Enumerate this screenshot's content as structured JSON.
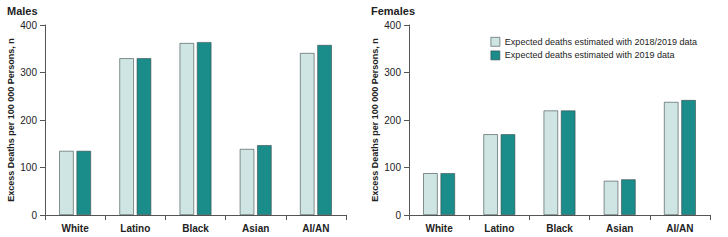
{
  "chart_data": [
    {
      "type": "bar",
      "title": "Males",
      "y_label": "Excess Deaths per 100 000 Persons, n",
      "categories": [
        "White",
        "Latino",
        "Black",
        "Asian",
        "AI/AN"
      ],
      "series": [
        {
          "name": "Expected deaths estimated with 2018/2019 data",
          "color": "#cfe5e3",
          "values": [
            135,
            330,
            362,
            139,
            341
          ]
        },
        {
          "name": "Expected deaths estimated with 2019 data",
          "color": "#1a8d8b",
          "values": [
            135,
            330,
            364,
            147,
            358
          ]
        }
      ],
      "ylim": [
        0,
        400
      ],
      "yticks": [
        0,
        100,
        200,
        300,
        400
      ],
      "grid": false
    },
    {
      "type": "bar",
      "title": "Females",
      "y_label": "Excess Deaths per 100 000 Persons, n",
      "categories": [
        "White",
        "Latino",
        "Black",
        "Asian",
        "AI/AN"
      ],
      "series": [
        {
          "name": "Expected deaths estimated with 2018/2019 data",
          "color": "#cfe5e3",
          "values": [
            88,
            170,
            220,
            72,
            238
          ]
        },
        {
          "name": "Expected deaths estimated with 2019 data",
          "color": "#1a8d8b",
          "values": [
            88,
            170,
            220,
            75,
            242
          ]
        }
      ],
      "ylim": [
        0,
        400
      ],
      "yticks": [
        0,
        100,
        200,
        300,
        400
      ],
      "grid": false,
      "legend": "upper right"
    }
  ]
}
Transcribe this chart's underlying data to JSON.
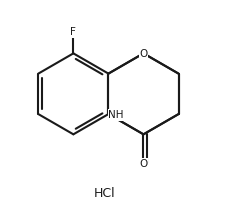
{
  "background_color": "#ffffff",
  "line_color": "#1a1a1a",
  "line_width": 1.5,
  "font_size_atoms": 7.5,
  "font_size_label": 9,
  "label_text": "HCl",
  "NH_label": "NH",
  "F_label": "F",
  "O_label": "O",
  "carbonyl_O_label": "O",
  "figsize": [
    2.29,
    2.14
  ],
  "dpi": 100
}
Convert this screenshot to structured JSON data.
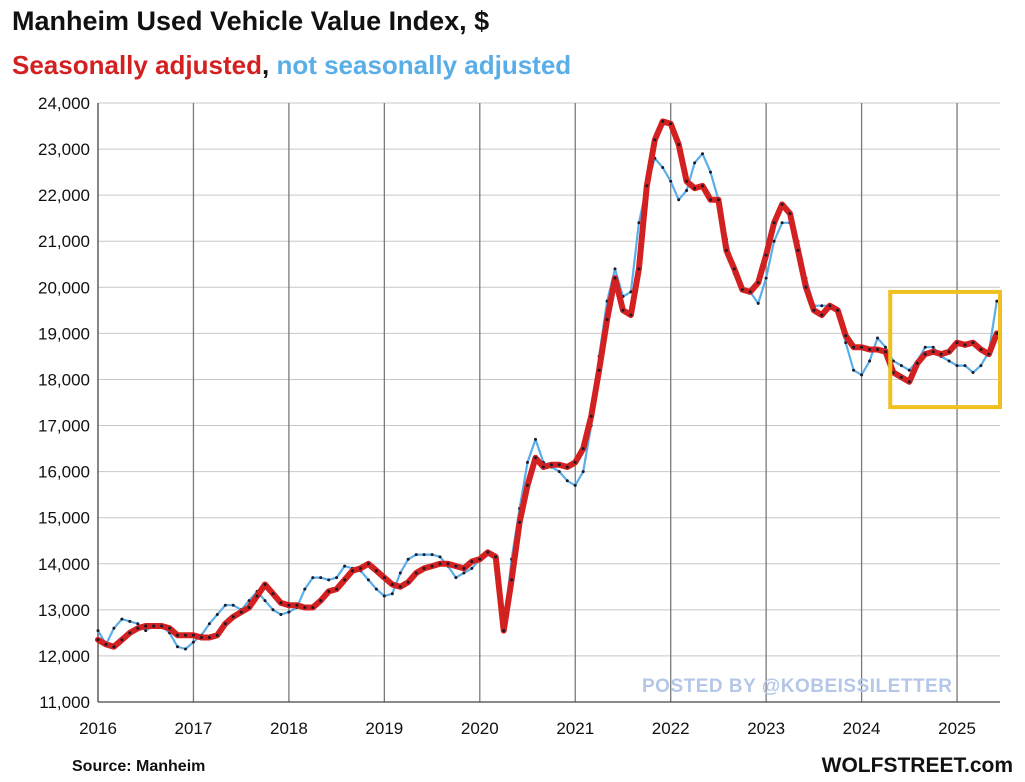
{
  "page": {
    "source": "Source: Manheim",
    "brand": "WOLFSTREET.com",
    "watermark": "POSTED BY @KOBEISSILETTER"
  },
  "chart_data": {
    "type": "line",
    "title": "Manheim Used Vehicle Value Index, $",
    "subtitle": {
      "seasonal": "Seasonally adjusted",
      "separator": ", ",
      "not_seasonal": "not seasonally adjusted"
    },
    "ylim": [
      11000,
      24000
    ],
    "xlim": [
      2016,
      2025.45
    ],
    "y_ticks": [
      11000,
      12000,
      13000,
      14000,
      15000,
      16000,
      17000,
      18000,
      19000,
      20000,
      21000,
      22000,
      23000,
      24000
    ],
    "y_tick_labels": [
      "11,000",
      "12,000",
      "13,000",
      "14,000",
      "15,000",
      "16,000",
      "17,000",
      "18,000",
      "19,000",
      "20,000",
      "21,000",
      "22,000",
      "23,000",
      "24,000"
    ],
    "x_ticks": [
      2016,
      2017,
      2018,
      2019,
      2020,
      2021,
      2022,
      2023,
      2024,
      2025
    ],
    "x_tick_labels": [
      "2016",
      "2017",
      "2018",
      "2019",
      "2020",
      "2021",
      "2022",
      "2023",
      "2024",
      "2025"
    ],
    "grid": true,
    "highlight_box": {
      "x_range": [
        2024.3,
        2025.45
      ],
      "y_range": [
        17400,
        19900
      ],
      "color": "#f0c020"
    },
    "colors": {
      "seasonal": "#d32020",
      "not_seasonal": "#5aaee8",
      "markers": "#1a1a2a"
    },
    "series": [
      {
        "key": "seasonal",
        "values": [
          12350,
          12250,
          12200,
          12350,
          12500,
          12600,
          12650,
          12650,
          12650,
          12600,
          12450,
          12450,
          12450,
          12400,
          12400,
          12450,
          12700,
          12850,
          12950,
          13050,
          13300,
          13550,
          13350,
          13150,
          13100,
          13100,
          13050,
          13050,
          13200,
          13400,
          13450,
          13650,
          13850,
          13900,
          14000,
          13850,
          13700,
          13550,
          13500,
          13600,
          13800,
          13900,
          13950,
          14000,
          14000,
          13950,
          13900,
          14050,
          14100,
          14250,
          14150,
          12550,
          13650,
          14900,
          15700,
          16300,
          16100,
          16150,
          16150,
          16100,
          16200,
          16500,
          17200,
          18200,
          19300,
          20200,
          19500,
          19400,
          20400,
          22200,
          23200,
          23600,
          23550,
          23100,
          22300,
          22150,
          22200,
          21900,
          21900,
          20800,
          20400,
          19950,
          19900,
          20100,
          20700,
          21400,
          21800,
          21600,
          20800,
          20000,
          19500,
          19400,
          19600,
          19500,
          18950,
          18700,
          18700,
          18650,
          18650,
          18600,
          18150,
          18050,
          17950,
          18350,
          18550,
          18600,
          18550,
          18600,
          18800,
          18750,
          18800,
          18650,
          18550,
          19000
        ]
      },
      {
        "key": "not_seasonal",
        "values": [
          12550,
          12250,
          12600,
          12800,
          12750,
          12700,
          12550,
          12650,
          12650,
          12500,
          12200,
          12150,
          12300,
          12450,
          12700,
          12900,
          13100,
          13100,
          13000,
          13200,
          13400,
          13200,
          13000,
          12900,
          12950,
          13050,
          13450,
          13700,
          13700,
          13650,
          13700,
          13950,
          13900,
          13850,
          13650,
          13450,
          13300,
          13350,
          13800,
          14100,
          14200,
          14200,
          14200,
          14150,
          13950,
          13700,
          13800,
          13900,
          14100,
          14200,
          14100,
          12550,
          14100,
          15200,
          16200,
          16700,
          16200,
          16100,
          16000,
          15800,
          15700,
          16000,
          17000,
          18500,
          19700,
          20400,
          19800,
          19900,
          21400,
          22200,
          22800,
          22600,
          22300,
          21900,
          22100,
          22700,
          22900,
          22500,
          21900,
          21050,
          20300,
          20000,
          19900,
          19650,
          20200,
          21000,
          21400,
          21400,
          21000,
          20200,
          19600,
          19600,
          19600,
          19500,
          18800,
          18200,
          18100,
          18400,
          18900,
          18700,
          18400,
          18300,
          18200,
          18400,
          18700,
          18700,
          18500,
          18400,
          18300,
          18300,
          18150,
          18300,
          18600,
          19700
        ]
      }
    ]
  }
}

• • •

Give the material again exactly as it is, but keep the pictures out.

Enumerate this screenshot's content as structured JSON.
{
  "chart_data": [
    {
      "type": "bar",
      "title": "Males",
      "y_label": "Excess Deaths per 100 000 Persons, n",
      "categories": [
        "White",
        "Latino",
        "Black",
        "Asian",
        "AI/AN"
      ],
      "series": [
        {
          "name": "Expected deaths estimated with 2018/2019 data",
          "color": "#cfe5e3",
          "values": [
            135,
            330,
            362,
            139,
            341
          ]
        },
        {
          "name": "Expected deaths estimated with 2019 data",
          "color": "#1a8d8b",
          "values": [
            135,
            330,
            364,
            147,
            358
          ]
        }
      ],
      "ylim": [
        0,
        400
      ],
      "yticks": [
        0,
        100,
        200,
        300,
        400
      ],
      "grid": false
    },
    {
      "type": "bar",
      "title": "Females",
      "y_label": "Excess Deaths per 100 000 Persons, n",
      "categories": [
        "White",
        "Latino",
        "Black",
        "Asian",
        "AI/AN"
      ],
      "series": [
        {
          "name": "Expected deaths estimated with 2018/2019 data",
          "color": "#cfe5e3",
          "values": [
            88,
            170,
            220,
            72,
            238
          ]
        },
        {
          "name": "Expected deaths estimated with 2019 data",
          "color": "#1a8d8b",
          "values": [
            88,
            170,
            220,
            75,
            242
          ]
        }
      ],
      "ylim": [
        0,
        400
      ],
      "yticks": [
        0,
        100,
        200,
        300,
        400
      ],
      "grid": false,
      "legend": "upper right"
    }
  ]
}
Transcribe this chart's underlying data to JSON.
{
  "background_color": "#ffffff",
  "line_color": "#1a1a1a",
  "line_width": 1.5,
  "font_size_atoms": 7.5,
  "font_size_label": 9,
  "label_text": "HCl",
  "NH_label": "NH",
  "F_label": "F",
  "O_label": "O",
  "carbonyl_O_label": "O",
  "figsize": [
    2.29,
    2.14
  ],
  "dpi": 100
}
Convert this screenshot to structured JSON data.
{
  "page": {
    "source": "Source: Manheim",
    "brand": "WOLFSTREET.com",
    "watermark": "POSTED BY @KOBEISSILETTER"
  },
  "chart_data": {
    "type": "line",
    "title": "Manheim Used Vehicle Value Index, $",
    "subtitle": {
      "seasonal": "Seasonally adjusted",
      "separator": ", ",
      "not_seasonal": "not seasonally adjusted"
    },
    "ylim": [
      11000,
      24000
    ],
    "xlim": [
      2016,
      2025.45
    ],
    "y_ticks": [
      11000,
      12000,
      13000,
      14000,
      15000,
      16000,
      17000,
      18000,
      19000,
      20000,
      21000,
      22000,
      23000,
      24000
    ],
    "y_tick_labels": [
      "11,000",
      "12,000",
      "13,000",
      "14,000",
      "15,000",
      "16,000",
      "17,000",
      "18,000",
      "19,000",
      "20,000",
      "21,000",
      "22,000",
      "23,000",
      "24,000"
    ],
    "x_ticks": [
      2016,
      2017,
      2018,
      2019,
      2020,
      2021,
      2022,
      2023,
      2024,
      2025
    ],
    "x_tick_labels": [
      "2016",
      "2017",
      "2018",
      "2019",
      "2020",
      "2021",
      "2022",
      "2023",
      "2024",
      "2025"
    ],
    "grid": true,
    "highlight_box": {
      "x_range": [
        2024.3,
        2025.45
      ],
      "y_range": [
        17400,
        19900
      ],
      "color": "#f0c020"
    },
    "colors": {
      "seasonal": "#d32020",
      "not_seasonal": "#5aaee8",
      "markers": "#1a1a2a"
    },
    "series": [
      {
        "key": "seasonal",
        "values": [
          12350,
          12250,
          12200,
          12350,
          12500,
          12600,
          12650,
          12650,
          12650,
          12600,
          12450,
          12450,
          12450,
          12400,
          12400,
          12450,
          12700,
          12850,
          12950,
          13050,
          13300,
          13550,
          13350,
          13150,
          13100,
          13100,
          13050,
          13050,
          13200,
          13400,
          13450,
          13650,
          13850,
          13900,
          14000,
          13850,
          13700,
          13550,
          13500,
          13600,
          13800,
          13900,
          13950,
          14000,
          14000,
          13950,
          13900,
          14050,
          14100,
          14250,
          14150,
          12550,
          13650,
          14900,
          15700,
          16300,
          16100,
          16150,
          16150,
          16100,
          16200,
          16500,
          17200,
          18200,
          19300,
          20200,
          19500,
          19400,
          20400,
          22200,
          23200,
          23600,
          23550,
          23100,
          22300,
          22150,
          22200,
          21900,
          21900,
          20800,
          20400,
          19950,
          19900,
          20100,
          20700,
          21400,
          21800,
          21600,
          20800,
          20000,
          19500,
          19400,
          19600,
          19500,
          18950,
          18700,
          18700,
          18650,
          18650,
          18600,
          18150,
          18050,
          17950,
          18350,
          18550,
          18600,
          18550,
          18600,
          18800,
          18750,
          18800,
          18650,
          18550,
          19000
        ]
      },
      {
        "key": "not_seasonal",
        "values": [
          12550,
          12250,
          12600,
          12800,
          12750,
          12700,
          12550,
          12650,
          12650,
          12500,
          12200,
          12150,
          12300,
          12450,
          12700,
          12900,
          13100,
          13100,
          13000,
          13200,
          13400,
          13200,
          13000,
          12900,
          12950,
          13050,
          13450,
          13700,
          13700,
          13650,
          13700,
          13950,
          13900,
          13850,
          13650,
          13450,
          13300,
          13350,
          13800,
          14100,
          14200,
          14200,
          14200,
          14150,
          13950,
          13700,
          13800,
          13900,
          14100,
          14200,
          14100,
          12550,
          14100,
          15200,
          16200,
          16700,
          16200,
          16100,
          16000,
          15800,
          15700,
          16000,
          17000,
          18500,
          19700,
          20400,
          19800,
          19900,
          21400,
          22200,
          22800,
          22600,
          22300,
          21900,
          22100,
          22700,
          22900,
          22500,
          21900,
          21050,
          20300,
          20000,
          19900,
          19650,
          20200,
          21000,
          21400,
          21400,
          21000,
          20200,
          19600,
          19600,
          19600,
          19500,
          18800,
          18200,
          18100,
          18400,
          18900,
          18700,
          18400,
          18300,
          18200,
          18400,
          18700,
          18700,
          18500,
          18400,
          18300,
          18300,
          18150,
          18300,
          18600,
          19700
        ]
      }
    ]
  }
}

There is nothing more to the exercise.